### Directive
Print the listing as it stands, omitting all images.

### Materials provided
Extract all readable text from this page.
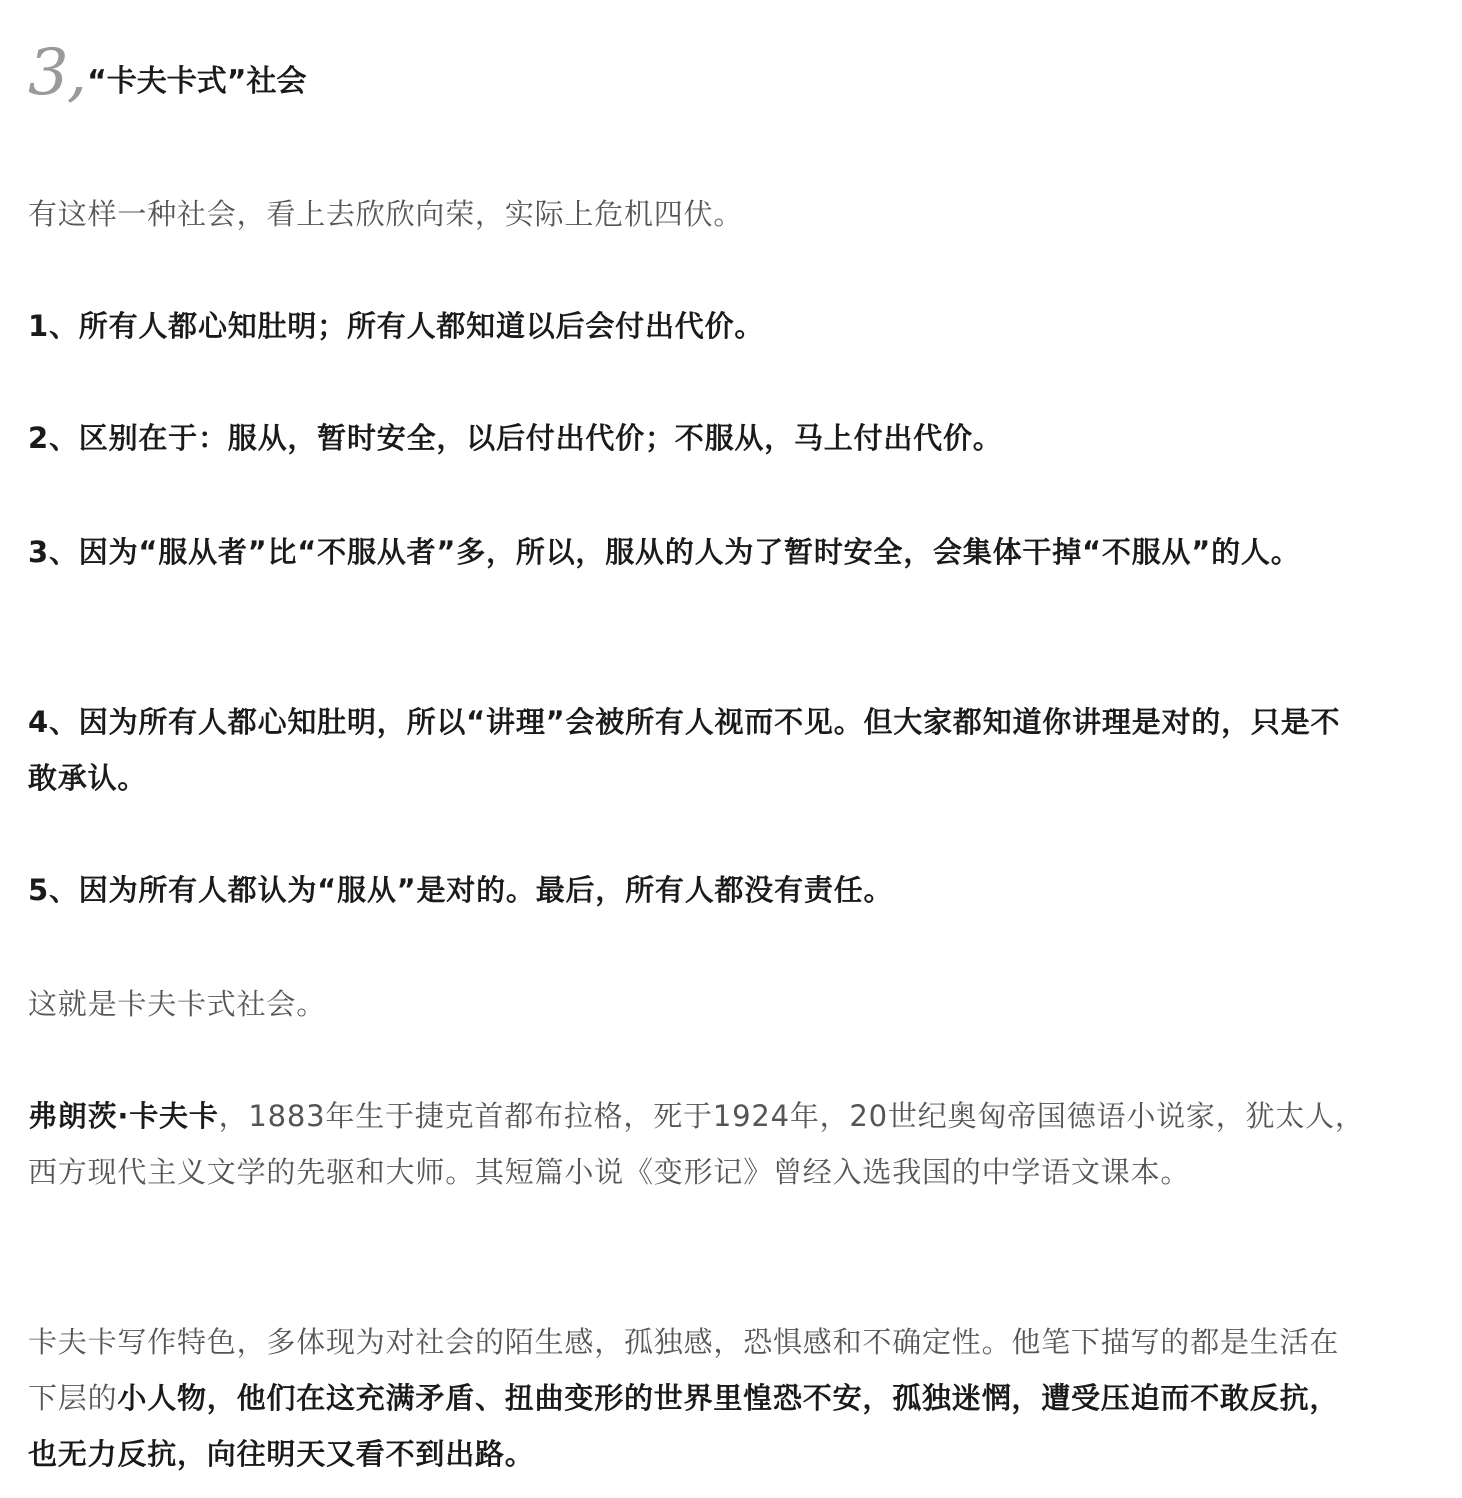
3, “卡夫卡式”社会

有这样一种社会，看上去欣欣向荣，实际上危机四伏。

1、所有人都心知肚明；所有人都知道以后会付出代价。

2、区别在于：服从，暂时安全，以后付出代价；不服从，马上付出代价。

3、因为“服从者”比“不服从者”多，所以，服从的人为了暂时安全，会集体干掉“不服从”的人。

4、因为所有人都心知肚明，所以“讲理”会被所有人视而不见。但大家都知道你讲理是对的，只是不敢承认。

5、因为所有人都认为“服从”是对的。最后，所有人都没有责任。

这就是卡夫卡式社会。

弗朗茨·卡夫卡，1883年生于捷克首都布拉格，死于1924年，20世纪奥匈帝国德语小说家，犹太人，西方现代主义文学的先驱和大师。其短篇小说《变形记》曾经入选我国的中学语文课本。

卡夫卡写作特色，多体现为对社会的陌生感，孤独感，恐惧感和不确定性。他笔下描写的都是生活在下层的小人物，他们在这充满矛盾、扭曲变形的世界里惶恐不安，孤独迷惘，遭受压迫而不敢反抗，也无力反抗，向往明天又看不到出路。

### The output
Extract all readable text from this page.
3, “卡夫卡式”社会

有这样一种社会，看上去欣欣向荣，实际上危机四伏。

1、所有人都心知肚明；所有人都知道以后会付出代价。

2、区别在于：服从，暂时安全，以后付出代价；不服从，马上付出代价。

3、因为“服从者”比“不服从者”多，所以，服从的人为了暂时安全，会集体干掉“不服从”的人。

4、因为所有人都心知肚明，所以“讲理”会被所有人视而不见。但大家都知道你讲理是对的，只是不敢承认。

5、因为所有人都认为“服从”是对的。最后，所有人都没有责任。

这就是卡夫卡式社会。

弗朗茨·卡夫卡，1883年生于捷克首都布拉格，死于1924年，20世纪奥匈帝国德语小说家，犹太人，西方现代主义文学的先驱和大师。其短篇小说《变形记》曾经入选我国的中学语文课本。

卡夫卡写作特色，多体现为对社会的陌生感，孤独感，恐惧感和不确定性。他笔下描写的都是生活在下层的小人物，他们在这充满矛盾、扭曲变形的世界里惶恐不安，孤独迷惘，遭受压迫而不敢反抗，也无力反抗，向往明天又看不到出路。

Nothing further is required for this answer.